[WRITTEN INSTRUCTION]
Find each line containing the string "label". Copy it.

[STORED DATA]
::::::
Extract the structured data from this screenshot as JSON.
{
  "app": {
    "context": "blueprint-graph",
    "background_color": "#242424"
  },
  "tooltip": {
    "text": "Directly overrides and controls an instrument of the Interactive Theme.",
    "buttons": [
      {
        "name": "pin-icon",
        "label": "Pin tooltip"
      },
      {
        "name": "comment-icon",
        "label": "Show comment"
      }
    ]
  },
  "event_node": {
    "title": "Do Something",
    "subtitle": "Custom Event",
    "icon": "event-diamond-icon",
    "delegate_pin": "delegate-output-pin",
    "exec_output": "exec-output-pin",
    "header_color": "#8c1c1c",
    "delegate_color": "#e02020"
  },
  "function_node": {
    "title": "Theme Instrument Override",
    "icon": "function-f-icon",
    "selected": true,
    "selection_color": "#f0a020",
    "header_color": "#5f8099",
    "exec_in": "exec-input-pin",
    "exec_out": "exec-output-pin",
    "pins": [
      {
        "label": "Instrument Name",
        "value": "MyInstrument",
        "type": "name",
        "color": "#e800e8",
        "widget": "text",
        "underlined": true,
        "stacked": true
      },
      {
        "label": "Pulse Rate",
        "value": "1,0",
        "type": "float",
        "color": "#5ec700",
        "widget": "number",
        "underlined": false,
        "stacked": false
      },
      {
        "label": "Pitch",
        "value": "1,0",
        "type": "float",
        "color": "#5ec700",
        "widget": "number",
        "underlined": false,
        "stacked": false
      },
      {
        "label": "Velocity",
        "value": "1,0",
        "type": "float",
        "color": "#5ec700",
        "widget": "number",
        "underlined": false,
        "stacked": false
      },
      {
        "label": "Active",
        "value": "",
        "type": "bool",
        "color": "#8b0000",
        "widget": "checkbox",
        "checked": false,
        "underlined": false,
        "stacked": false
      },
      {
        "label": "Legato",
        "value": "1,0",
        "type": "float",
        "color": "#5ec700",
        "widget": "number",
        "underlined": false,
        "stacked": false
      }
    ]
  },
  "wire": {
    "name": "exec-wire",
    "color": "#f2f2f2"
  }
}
::::::
[TASK OUTPUT]
        "label": "Pin tooltip"
        "label": "Show comment"
        "label": "Instrument Name",
        "label": "Pulse Rate",
        "label": "Pitch",
        "label": "Velocity",
        "label": "Active",
        "label": "Legato",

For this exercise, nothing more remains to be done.